Data excerpts
········
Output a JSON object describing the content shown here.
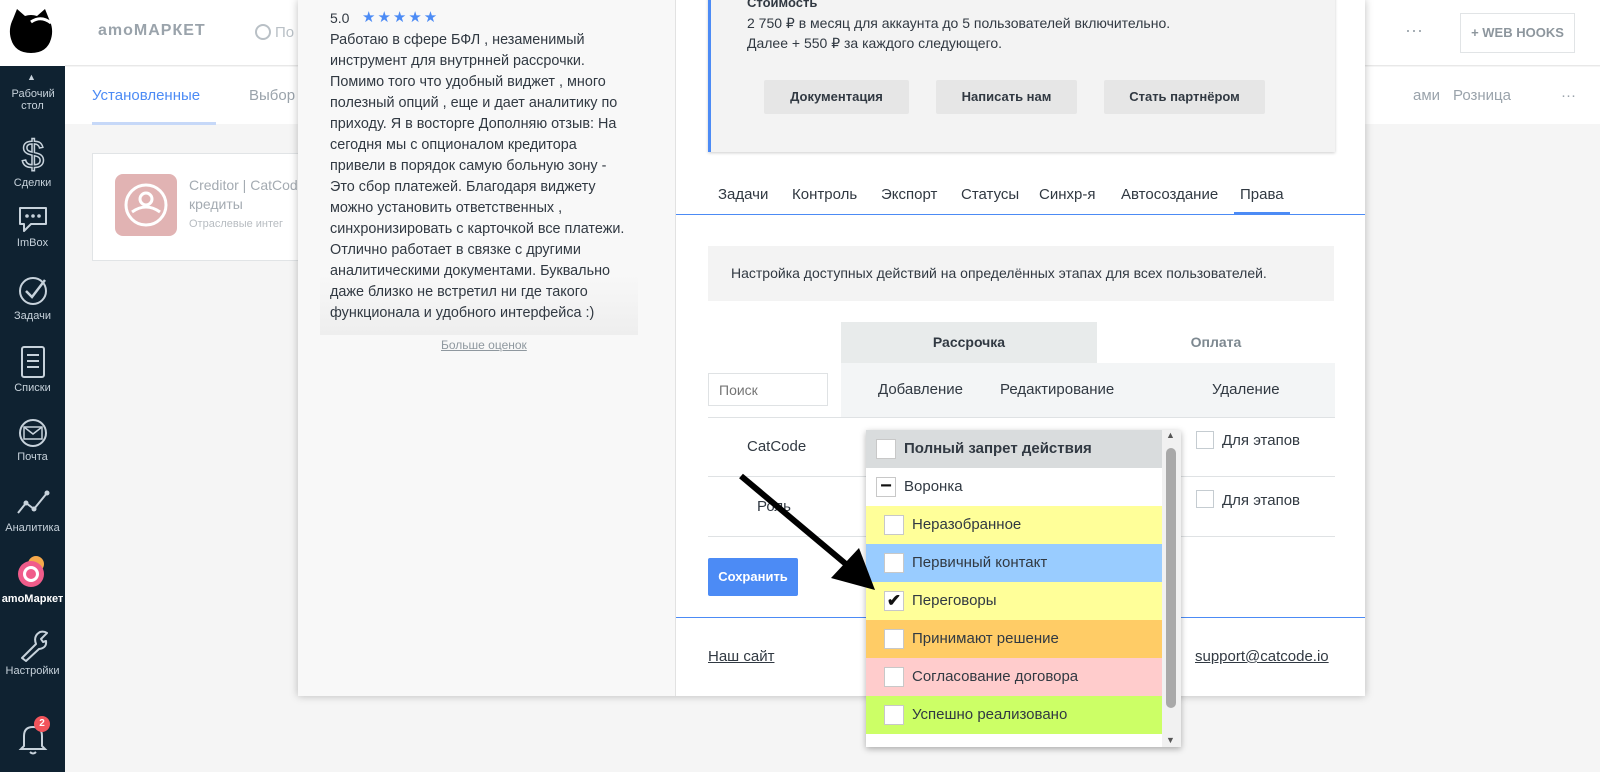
{
  "sidebar": {
    "items": [
      {
        "label": "Рабочий стол"
      },
      {
        "label": "Сделки"
      },
      {
        "label": "ImBox"
      },
      {
        "label": "Задачи"
      },
      {
        "label": "Списки"
      },
      {
        "label": "Почта"
      },
      {
        "label": "Аналитика"
      },
      {
        "label": "amoМаркет"
      },
      {
        "label": "Настройки"
      }
    ],
    "notifications_count": "2"
  },
  "topbar": {
    "brand": "amoМАРКЕТ",
    "search_fragment": "По",
    "more": "···",
    "webhooks_label": "+ WEB HOOKS"
  },
  "bg_tabs": {
    "installed": "Установленные",
    "choice_fragment": "Выбор",
    "email_fragment": "ами",
    "retail": "Розница",
    "more": "···"
  },
  "widget_card": {
    "title_line1": "Creditor | CatCod",
    "title_line2": "кредиты",
    "category": "Отраслевые интег"
  },
  "review": {
    "rating": "5.0",
    "stars": "★★★★★",
    "text": "Работаю в сфере БФЛ , незаменимый инструмент для внутрнней рассрочки. Помимо того что удобный виджет , много полезный опций , еще и дает аналитику по приходу. Я в восторге Дополняю отзыв: На сегодня мы с опционалом кредитора привели в порядок самую больную зону - Это сбор платежей. Благодаря виджету можно установить ответственных , синхронизировать с карточкой все платежи. Отлично работает в связке с другими аналитическими документами. Буквально даже близко не встретил ни где такого функционала и удобного интерфейса :)",
    "more_link": "Больше оценок"
  },
  "price": {
    "heading": "Стоимость",
    "line1": "2 750 ₽ в месяц для аккаунта до 5 пользователей включительно.",
    "line2": "Далее + 550 ₽ за каждого следующего.",
    "buttons": {
      "docs": "Документация",
      "write": "Написать нам",
      "partner": "Стать партнёром"
    }
  },
  "modal_tabs": [
    "Задачи",
    "Контроль",
    "Экспорт",
    "Статусы",
    "Синхр-я",
    "Автосоздание",
    "Права"
  ],
  "active_tab": "Права",
  "notice": "Настройка доступных действий на определённых этапах для всех пользователей.",
  "rights_table": {
    "group_headers": [
      "Рассрочка",
      "Оплата"
    ],
    "columns": [
      "Добавление",
      "Редактирование",
      "Удаление"
    ],
    "search_placeholder": "Поиск",
    "rows": [
      {
        "name": "CatCode",
        "delete_option": "Для этапов"
      },
      {
        "name": "Роль",
        "delete_option": "Для этапов"
      }
    ]
  },
  "save_label": "Сохранить",
  "footer": {
    "our_site": "Наш сайт",
    "support": "support@catcode.io"
  },
  "dropdown": {
    "ban_label": "Полный запрет действия",
    "pipeline": "Воронка",
    "stages": [
      {
        "label": "Неразобранное",
        "color": "#ffff99",
        "checked": false
      },
      {
        "label": "Первичный контакт",
        "color": "#99ccff",
        "checked": false
      },
      {
        "label": "Переговоры",
        "color": "#ffff99",
        "checked": true
      },
      {
        "label": "Принимают решение",
        "color": "#ffcc66",
        "checked": false
      },
      {
        "label": "Согласование договора",
        "color": "#ffcccc",
        "checked": false
      },
      {
        "label": "Успешно реализовано",
        "color": "#ccff66",
        "checked": false
      }
    ]
  },
  "colors": {
    "accent": "#4c8bf5",
    "sidebar_bg": "#0f2231"
  }
}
········
**WHAT IS REQUIRED**
Lines from the records above that hold "пользователей" are the ones to list.

**CORRECT OUTPUT**
    "line1": "2 750 ₽ в месяц для аккаунта до 5 пользователей включительно.",
  "notice": "Настройка доступных действий на определённых этапах для всех пользователей.",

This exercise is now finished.